Data records

"""

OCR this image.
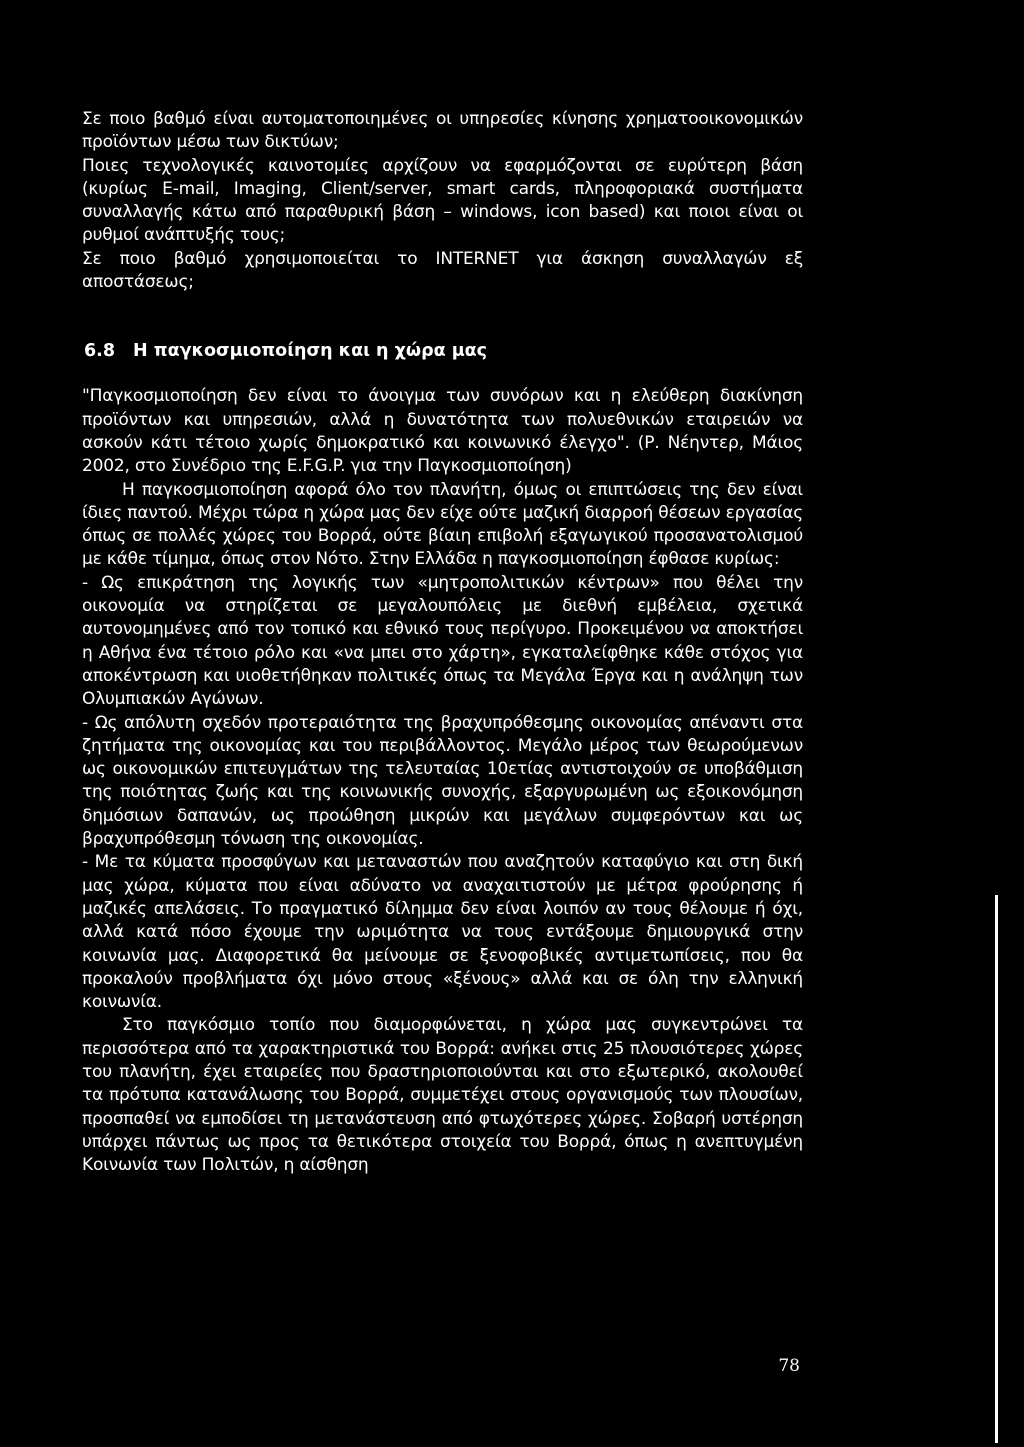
Σε ποιο βαθμό είναι αυτοματοποιημένες οι υπηρεσίες κίνησης χρηματοοικονομικών προϊόντων μέσω των δικτύων;

Ποιες τεχνολογικές καινοτομίες αρχίζουν να εφαρμόζονται σε ευρύτερη βάση (κυρίως E-mail, Imaging, Client/server, smart cards, πληροφοριακά συστήματα συναλλαγής κάτω από παραθυρική βάση – windows, icon based) και ποιοι είναι οι ρυθμοί ανάπτυξής τους;

Σε ποιο βαθμό χρησιμοποιείται το INTERNET για άσκηση συναλλαγών εξ αποστάσεως;

6.8 Η παγκοσμιοποίηση και η χώρα μας

"Παγκοσμιοποίηση δεν είναι το άνοιγμα των συνόρων και η ελεύθερη διακίνηση προϊόντων και υπηρεσιών, αλλά η δυνατότητα των πολυεθνικών εταιρειών να ασκούν κάτι τέτοιο χωρίς δημοκρατικό και κοινωνικό έλεγχο". (Ρ. Νέηντερ, Μάιος 2002, στο Συνέδριο της E.F.G.P. για την Παγκοσμιοποίηση)

Η παγκοσμιοποίηση αφορά όλο τον πλανήτη, όμως οι επιπτώσεις της δεν είναι ίδιες παντού. Μέχρι τώρα η χώρα μας δεν είχε ούτε μαζική διαρροή θέσεων εργασίας όπως σε πολλές χώρες του Βορρά, ούτε βίαιη επιβολή εξαγωγικού προσανατολισμού με κάθε τίμημα, όπως στον Νότο. Στην Ελλάδα η παγκοσμιοποίηση έφθασε κυρίως:

- Ως επικράτηση της λογικής των «μητροπολιτικών κέντρων» που θέλει την οικονομία να στηρίζεται σε μεγαλουπόλεις με διεθνή εμβέλεια, σχετικά αυτονομημένες από τον τοπικό και εθνικό τους περίγυρο. Προκειμένου να αποκτήσει η Αθήνα ένα τέτοιο ρόλο και «να μπει στο χάρτη», εγκαταλείφθηκε κάθε στόχος για αποκέντρωση και υιοθετήθηκαν πολιτικές όπως τα Μεγάλα Έργα και η ανάληψη των Ολυμπιακών Αγώνων.

- Ως απόλυτη σχεδόν προτεραιότητα της βραχυπρόθεσμης οικονομίας απέναντι στα ζητήματα της οικονομίας και του περιβάλλοντος. Μεγάλο μέρος των θεωρούμενων ως οικονομικών επιτευγμάτων της τελευταίας 10ετίας αντιστοιχούν σε υποβάθμιση της ποιότητας ζωής και της κοινωνικής συνοχής, εξαργυρωμένη ως εξοικονόμηση δημόσιων δαπανών, ως προώθηση μικρών και μεγάλων συμφερόντων και ως βραχυπρόθεσμη τόνωση της οικονομίας.

- Με τα κύματα προσφύγων και μεταναστών που αναζητούν καταφύγιο και στη δική μας χώρα, κύματα που είναι αδύνατο να αναχαιτιστούν με μέτρα φρούρησης ή μαζικές απελάσεις. Το πραγματικό δίλημμα δεν είναι λοιπόν αν τους θέλουμε ή όχι, αλλά κατά πόσο έχουμε την ωριμότητα να τους εντάξουμε δημιουργικά στην κοινωνία μας. Διαφορετικά θα μείνουμε σε ξενοφοβικές αντιμετωπίσεις, που θα προκαλούν προβλήματα όχι μόνο στους «ξένους» αλλά και σε όλη την ελληνική κοινωνία.

Στο παγκόσμιο τοπίο που διαμορφώνεται, η χώρα μας συγκεντρώνει τα περισσότερα από τα χαρακτηριστικά του Βορρά: ανήκει στις 25 πλουσιότερες χώρες του πλανήτη, έχει εταιρείες που δραστηριοποιούνται και στο εξωτερικό, ακολουθεί τα πρότυπα κατανάλωσης του Βορρά, συμμετέχει στους οργανισμούς των πλουσίων, προσπαθεί να εμποδίσει τη μετανάστευση από φτωχότερες χώρες. Σοβαρή υστέρηση υπάρχει πάντως ως προς τα θετικότερα στοιχεία του Βορρά, όπως η ανεπτυγμένη Κοινωνία των Πολιτών, η αίσθηση

78
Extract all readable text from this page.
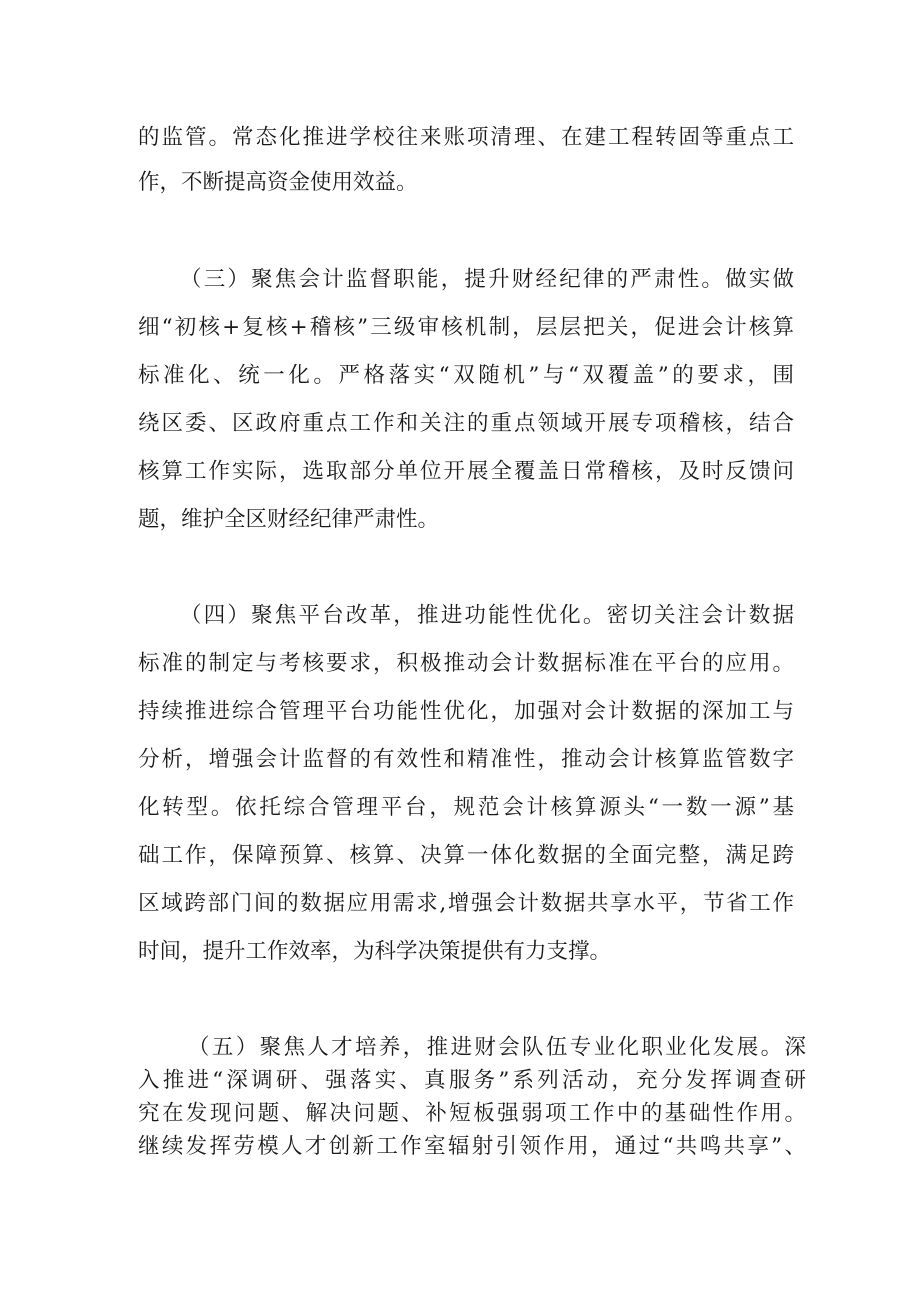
的监管。常态化推进学校往来账项清理、在建工程转固等重点工
作，不断提高资金使用效益。
（三）聚焦会计监督职能，提升财经纪律的严肃性。做实做
细“初核+复核+稽核”三级审核机制，层层把关，促进会计核算
标准化、统一化。严格落实“双随机”与“双覆盖”的要求，围
绕区委、区政府重点工作和关注的重点领域开展专项稽核，结合
核算工作实际，选取部分单位开展全覆盖日常稽核，及时反馈问
题，维护全区财经纪律严肃性。
（四）聚焦平台改革，推进功能性优化。密切关注会计数据
标准的制定与考核要求，积极推动会计数据标准在平台的应用。
持续推进综合管理平台功能性优化，加强对会计数据的深加工与
分析，增强会计监督的有效性和精准性，推动会计核算监管数字
化转型。依托综合管理平台，规范会计核算源头“一数一源”基
础工作，保障预算、核算、决算一体化数据的全面完整，满足跨
区域跨部门间的数据应用需求,增强会计数据共享水平，节省工作
时间，提升工作效率，为科学决策提供有力支撑。
（五）聚焦人才培养，推进财会队伍专业化职业化发展。深
入推进“深调研、强落实、真服务”系列活动，充分发挥调查研
究在发现问题、解决问题、补短板强弱项工作中的基础性作用。
继续发挥劳模人才创新工作室辐射引领作用，通过“共鸣共享”、
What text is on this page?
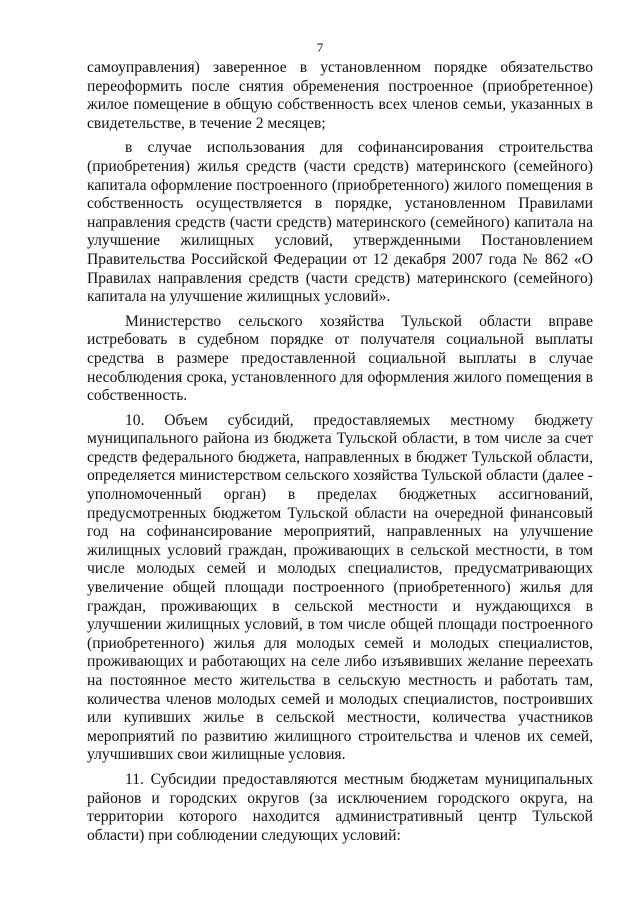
7

самоуправления) заверенное в установленном порядке обязательство переоформить после снятия обременения построенное (приобретенное) жилое помещение в общую собственность всех членов семьи, указанных в свидетельстве, в течение 2 месяцев;

в случае использования для софинансирования строительства (приобретения) жилья средств (части средств) материнского (семейного) капитала оформление построенного (приобретенного) жилого помещения в собственность осуществляется в порядке, установленном Правилами направления средств (части средств) материнского (семейного) капитала на улучшение жилищных условий, утвержденными Постановлением Правительства Российской Федерации от 12 декабря 2007 года № 862 «О Правилах направления средств (части средств) материнского (семейного) капитала на улучшение жилищных условий».

Министерство сельского хозяйства Тульской области вправе истребовать в судебном порядке от получателя социальной выплаты средства в размере предоставленной социальной выплаты в случае несоблюдения срока, установленного для оформления жилого помещения в собственность.

10. Объем субсидий, предоставляемых местному бюджету муниципального района из бюджета Тульской области, в том числе за счет средств федерального бюджета, направленных в бюджет Тульской области, определяется министерством сельского хозяйства Тульской области (далее - уполномоченный орган) в пределах бюджетных ассигнований, предусмотренных бюджетом Тульской области на очередной финансовый год на софинансирование мероприятий, направленных на улучшение жилищных условий граждан, проживающих в сельской местности, в том числе молодых семей и молодых специалистов, предусматривающих увеличение общей площади построенного (приобретенного) жилья для граждан, проживающих в сельской местности и нуждающихся в улучшении жилищных условий, в том числе общей площади построенного (приобретенного) жилья для молодых семей и молодых специалистов, проживающих и работающих на селе либо изъявивших желание переехать на постоянное место жительства в сельскую местность и работать там, количества членов молодых семей и молодых специалистов, построивших или купивших жилье в сельской местности, количества участников мероприятий по развитию жилищного строительства и членов их семей, улучшивших свои жилищные условия.

11. Субсидии предоставляются местным бюджетам муниципальных районов и городских округов (за исключением городского округа, на территории которого находится административный центр Тульской области) при соблюдении следующих условий:
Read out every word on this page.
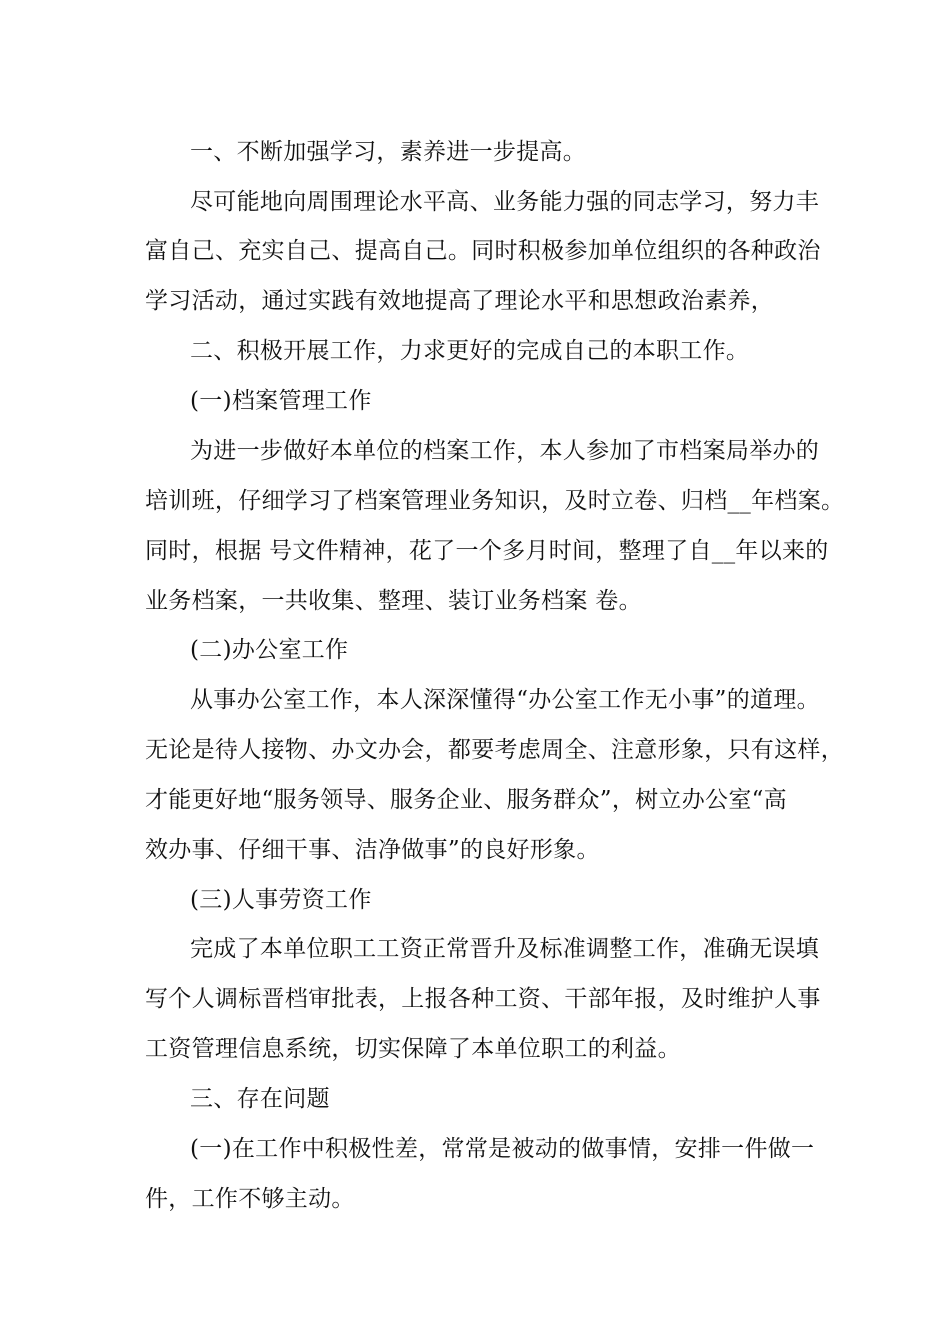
一、不断加强学习，素养进一步提高。
尽可能地向周围理论水平高、业务能力强的同志学习，努力丰
富自己、充实自己、提高自己。同时积极参加单位组织的各种政治
学习活动，通过实践有效地提高了理论水平和思想政治素养，
二、积极开展工作，力求更好的完成自己的本职工作。
(一)档案管理工作
为进一步做好本单位的档案工作，本人参加了市档案局举办的
培训班，仔细学习了档案管理业务知识，及时立卷、归档__年档案。
同时，根据 号文件精神，花了一个多月时间，整理了自__年以来的
业务档案，一共收集、整理、装订业务档案 卷。
(二)办公室工作
从事办公室工作，本人深深懂得“办公室工作无小事”的道理。
无论是待人接物、办文办会，都要考虑周全、注意形象，只有这样，
才能更好地“服务领导、服务企业、服务群众”，树立办公室“高
效办事、仔细干事、洁净做事”的良好形象。
(三)人事劳资工作
完成了本单位职工工资正常晋升及标准调整工作，准确无误填
写个人调标晋档审批表，上报各种工资、干部年报，及时维护人事
工资管理信息系统，切实保障了本单位职工的利益。
三、存在问题
(一)在工作中积极性差，常常是被动的做事情，安排一件做一
件，工作不够主动。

"""

■ YOUR TASK: Every line in the data that holds "page" should be copied out.

■ FULL ANSWER:
Extract all readable text from this page.
What text is on this page?
Read out every word on this page.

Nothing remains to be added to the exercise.